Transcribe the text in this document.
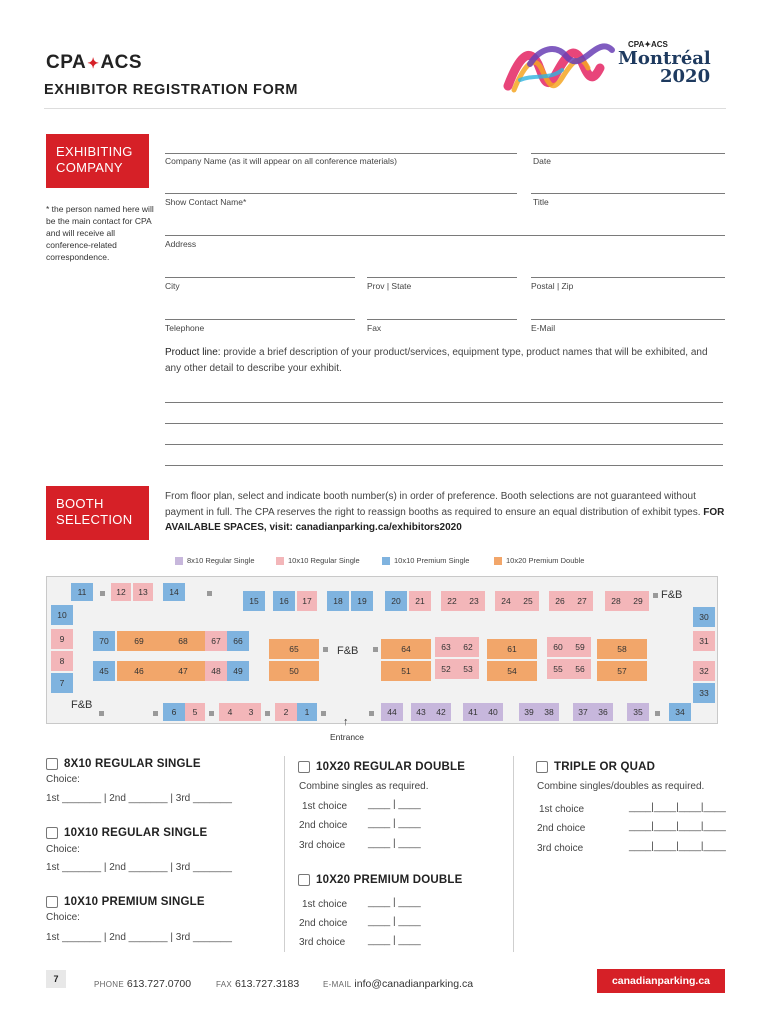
CPA✦ACS
EXHIBITOR REGISTRATION FORM
CPA✦ACS
Montréal
2020
EXHIBITING COMPANY
* the person named here will be the main contact for CPA and will receive all conference-related correspondence.
Company Name (as it will appear on all conference materials)	Date
Show Contact Name*	Title
Address
City	Prov | State	Postal | Zip
Telephone	Fax	E-Mail
Product line: provide a brief description of your product/services, equipment type, product names that will be exhibited, and any other detail to describe your exhibit.
BOOTH SELECTION
From floor plan, select and indicate booth number(s) in order of preference. Booth selections are not guaranteed without payment in full. The CPA reserves the right to reassign booths as required to ensure an equal distribution of exhibit types. FOR AVAILABLE SPACES, visit: canadianparking.ca/exhibitors2020
8x10 Regular Single	10x10 Regular Single	10x10 Premium Single	10x20 Premium Double
11	12	13	14
15	16	17	18	19	20	21	22	23	24	25	26	27	28	29	F&B
10
9
8
7
F&B
30
31
32
33
70	69	68	67	66
45	46	47	48	49
65
50
F&B	64	63	62	61	60	59	58
51	52	53	54	55	56	57
6	5	4	3	2	1	44	43	42	41	40	39	38	37	36	35	34
↑
Entrance
8X10 REGULAR SINGLE
Choice:
1st _______ | 2nd _______ | 3rd _______
10X10 REGULAR SINGLE
Choice:
1st _______ | 2nd _______ | 3rd _______
10X10 PREMIUM SINGLE
Choice:
1st _______ | 2nd _______ | 3rd _______
10X20 REGULAR DOUBLE
Combine singles as required.
1st choice ____ | ____
2nd choice ____ | ____
3rd choice ____ | ____
10X20 PREMIUM DOUBLE
1st choice ____ | ____
2nd choice ____ | ____
3rd choice ____ | ____
TRIPLE OR QUAD
Combine singles/doubles as required.
1st choice	____|____|____|____
2nd choice	____|____|____|____
3rd choice	____|____|____|____
7
PHONE 613.727.0700	FAX 613.727.3183	E-MAIL info@canadianparking.ca	canadianparking.ca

### WHAT YOU ARE ASKED TO DO
Check each line of the records for the word "singles" and extract those that contain it.

### REPLY TO THE TASK
Combine singles as required.
Combine singles/doubles as required.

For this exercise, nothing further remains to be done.